- Goal: Pick out all lines in the listing holding the string "vertical" and copy them.

---------------

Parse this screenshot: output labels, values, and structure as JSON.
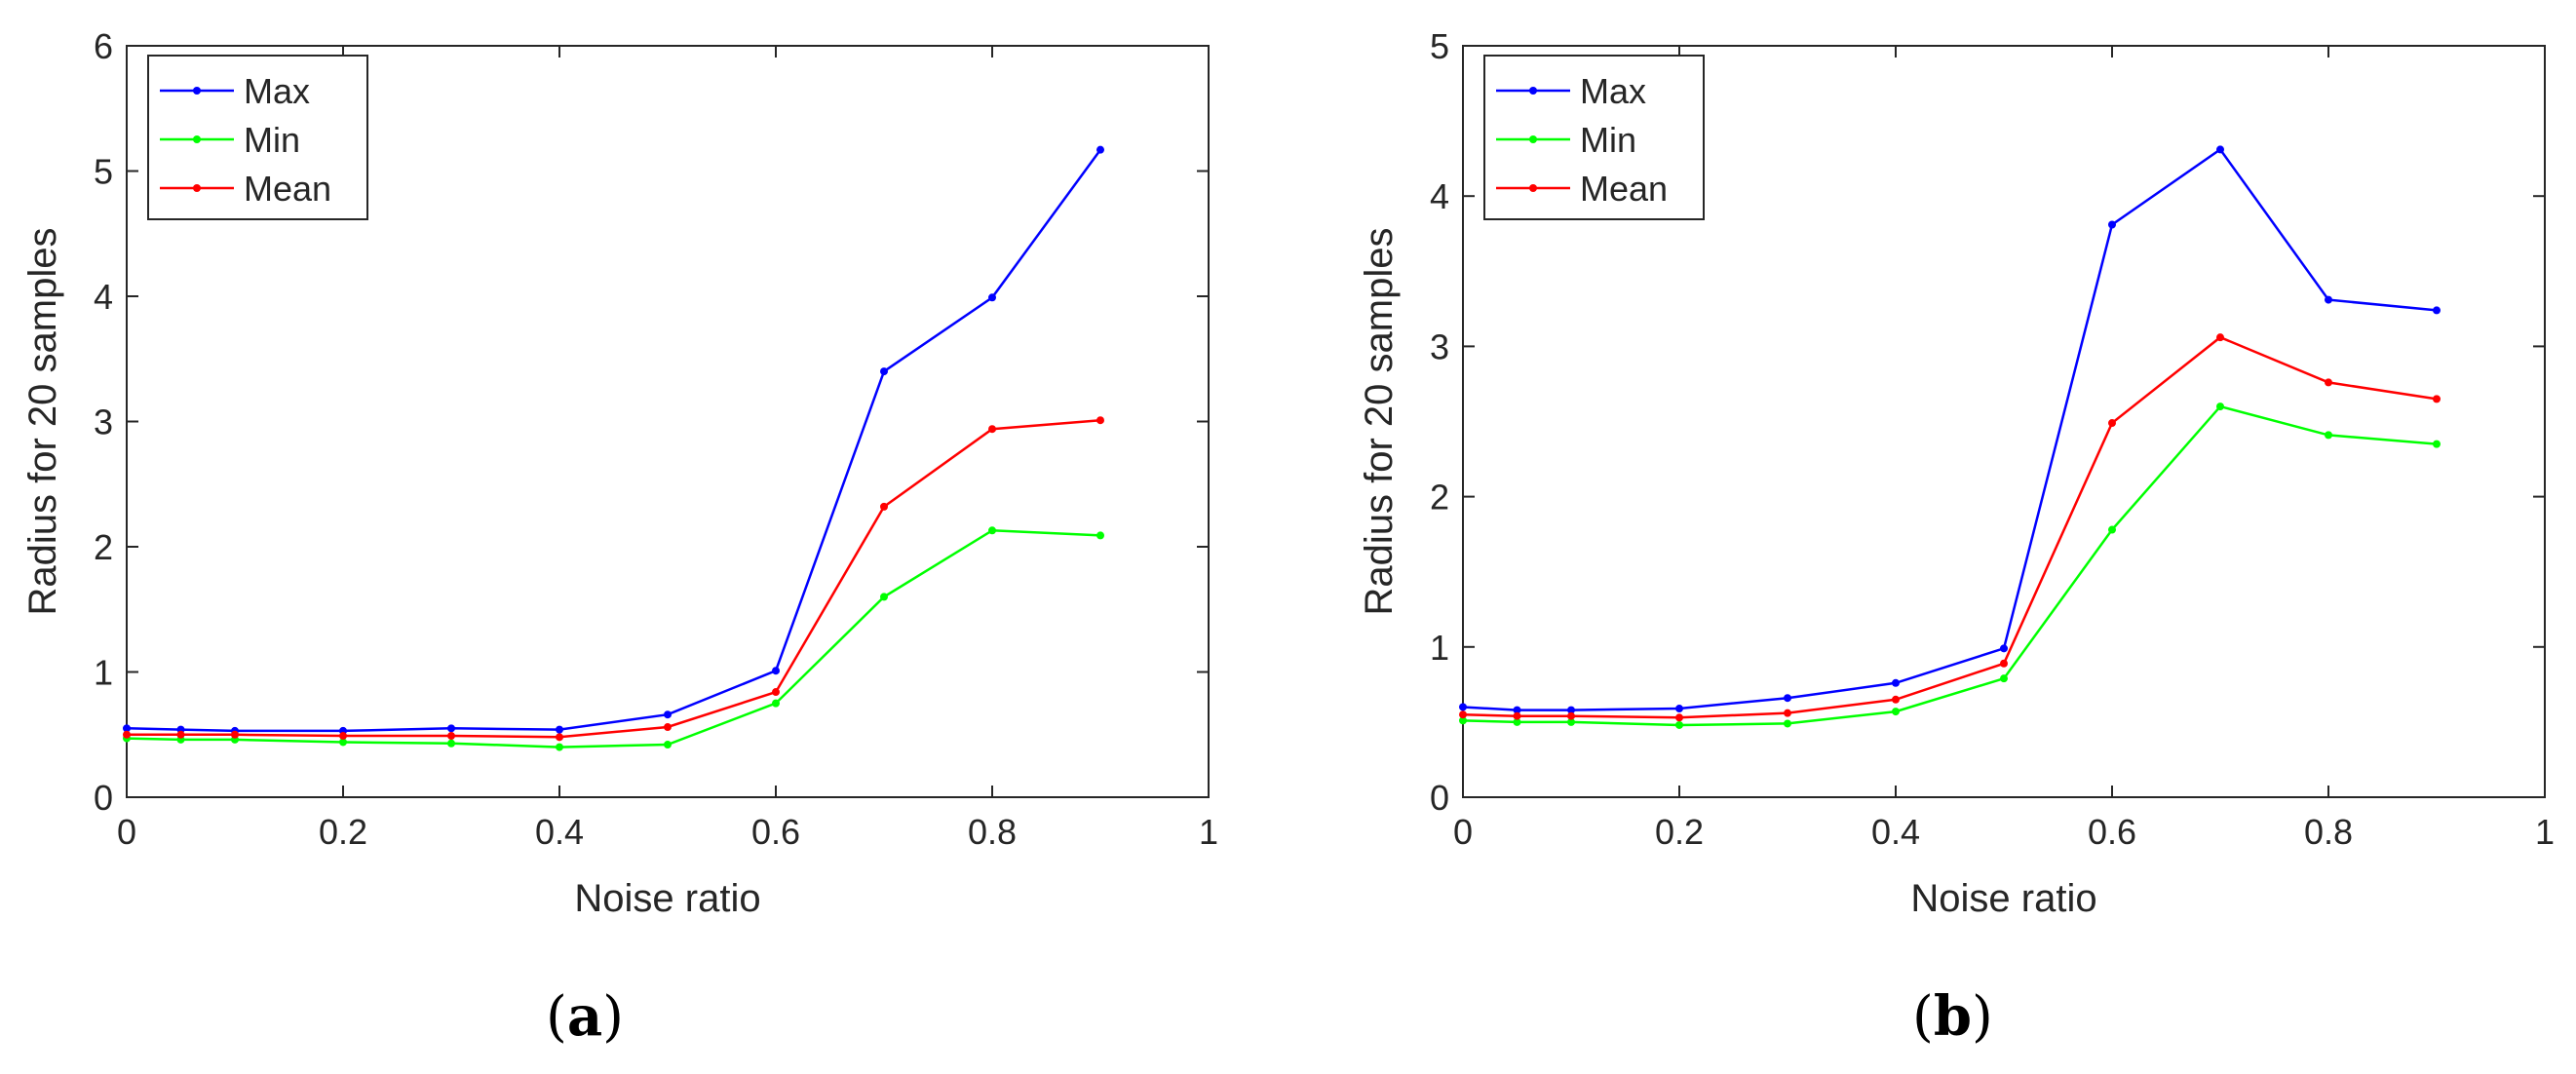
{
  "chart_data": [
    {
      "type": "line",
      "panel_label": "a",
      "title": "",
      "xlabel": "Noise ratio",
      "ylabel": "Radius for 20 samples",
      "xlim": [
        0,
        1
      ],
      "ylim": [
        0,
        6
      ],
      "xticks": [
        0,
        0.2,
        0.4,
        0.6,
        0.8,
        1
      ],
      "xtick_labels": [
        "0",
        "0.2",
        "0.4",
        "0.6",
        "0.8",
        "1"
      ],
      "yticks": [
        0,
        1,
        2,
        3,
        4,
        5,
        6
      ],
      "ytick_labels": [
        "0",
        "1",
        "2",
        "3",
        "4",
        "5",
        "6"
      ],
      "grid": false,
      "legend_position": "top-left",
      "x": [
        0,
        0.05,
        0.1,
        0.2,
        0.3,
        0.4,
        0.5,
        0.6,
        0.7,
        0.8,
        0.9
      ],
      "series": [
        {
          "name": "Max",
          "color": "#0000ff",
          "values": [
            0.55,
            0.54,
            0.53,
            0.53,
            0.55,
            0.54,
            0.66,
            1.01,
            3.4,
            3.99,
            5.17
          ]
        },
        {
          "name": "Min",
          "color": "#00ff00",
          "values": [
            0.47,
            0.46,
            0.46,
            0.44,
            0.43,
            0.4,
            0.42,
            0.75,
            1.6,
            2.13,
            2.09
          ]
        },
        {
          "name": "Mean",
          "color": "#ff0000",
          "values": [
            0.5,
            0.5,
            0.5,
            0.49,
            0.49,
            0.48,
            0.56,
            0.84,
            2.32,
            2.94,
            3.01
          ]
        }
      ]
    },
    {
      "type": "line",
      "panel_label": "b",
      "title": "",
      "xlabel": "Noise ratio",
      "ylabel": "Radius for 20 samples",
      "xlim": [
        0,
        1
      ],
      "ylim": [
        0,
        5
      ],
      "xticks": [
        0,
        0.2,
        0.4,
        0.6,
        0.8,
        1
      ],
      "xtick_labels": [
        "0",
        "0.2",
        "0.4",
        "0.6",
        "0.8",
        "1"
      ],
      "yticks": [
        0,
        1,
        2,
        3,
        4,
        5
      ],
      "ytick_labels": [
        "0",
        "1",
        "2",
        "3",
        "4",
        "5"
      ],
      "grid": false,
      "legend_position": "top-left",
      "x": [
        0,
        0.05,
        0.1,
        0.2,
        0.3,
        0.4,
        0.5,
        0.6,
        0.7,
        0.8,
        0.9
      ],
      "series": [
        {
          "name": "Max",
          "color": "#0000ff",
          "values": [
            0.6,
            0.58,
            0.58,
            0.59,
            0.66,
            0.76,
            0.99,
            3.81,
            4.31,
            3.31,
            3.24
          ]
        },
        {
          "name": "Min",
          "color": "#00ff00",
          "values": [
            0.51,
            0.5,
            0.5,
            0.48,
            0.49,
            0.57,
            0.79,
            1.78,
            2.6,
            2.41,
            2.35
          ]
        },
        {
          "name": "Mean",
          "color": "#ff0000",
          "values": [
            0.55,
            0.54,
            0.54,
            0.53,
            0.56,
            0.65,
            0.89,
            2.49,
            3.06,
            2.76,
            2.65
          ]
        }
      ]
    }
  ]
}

---------------

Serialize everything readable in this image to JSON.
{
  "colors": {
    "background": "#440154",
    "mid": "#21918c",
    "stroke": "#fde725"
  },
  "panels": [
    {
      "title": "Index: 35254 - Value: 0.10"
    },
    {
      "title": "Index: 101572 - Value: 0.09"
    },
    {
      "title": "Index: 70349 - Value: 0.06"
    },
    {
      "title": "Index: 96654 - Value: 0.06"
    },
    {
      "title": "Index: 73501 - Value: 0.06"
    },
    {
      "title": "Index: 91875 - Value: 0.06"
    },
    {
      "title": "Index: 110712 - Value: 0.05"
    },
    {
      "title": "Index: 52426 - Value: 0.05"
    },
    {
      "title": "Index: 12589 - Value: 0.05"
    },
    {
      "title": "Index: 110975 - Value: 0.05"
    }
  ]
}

---------------

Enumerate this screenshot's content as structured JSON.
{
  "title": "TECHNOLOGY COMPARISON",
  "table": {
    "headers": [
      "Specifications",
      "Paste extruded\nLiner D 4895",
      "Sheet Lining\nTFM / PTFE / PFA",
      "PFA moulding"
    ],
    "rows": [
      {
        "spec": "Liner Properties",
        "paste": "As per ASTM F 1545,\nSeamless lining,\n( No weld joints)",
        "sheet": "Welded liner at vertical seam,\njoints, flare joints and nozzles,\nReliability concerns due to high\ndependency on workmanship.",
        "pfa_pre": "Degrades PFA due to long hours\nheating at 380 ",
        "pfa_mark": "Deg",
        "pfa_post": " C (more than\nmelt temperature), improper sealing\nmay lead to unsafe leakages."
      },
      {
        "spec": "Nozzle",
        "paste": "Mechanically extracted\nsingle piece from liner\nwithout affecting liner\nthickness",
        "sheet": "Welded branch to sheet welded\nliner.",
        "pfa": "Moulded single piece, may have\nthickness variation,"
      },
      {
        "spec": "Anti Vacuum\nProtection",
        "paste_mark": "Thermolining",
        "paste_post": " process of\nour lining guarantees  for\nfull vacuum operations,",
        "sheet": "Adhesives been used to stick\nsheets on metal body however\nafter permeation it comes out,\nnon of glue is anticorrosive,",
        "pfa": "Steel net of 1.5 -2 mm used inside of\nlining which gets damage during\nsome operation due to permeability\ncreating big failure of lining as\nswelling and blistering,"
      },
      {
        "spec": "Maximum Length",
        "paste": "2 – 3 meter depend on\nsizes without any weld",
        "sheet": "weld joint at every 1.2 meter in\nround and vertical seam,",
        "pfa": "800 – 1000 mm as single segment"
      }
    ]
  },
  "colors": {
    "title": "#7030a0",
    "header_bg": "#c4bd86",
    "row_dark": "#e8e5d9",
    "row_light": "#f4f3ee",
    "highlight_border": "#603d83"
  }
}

---------------

- Solution to this problem:
        "sheet": "Welded liner at vertical seam,\njoints, flare joints and nozzles,\nReliability concerns due to high\ndependency on workmanship.",
        "sheet": "weld joint at every 1.2 meter in\nround and vertical seam,",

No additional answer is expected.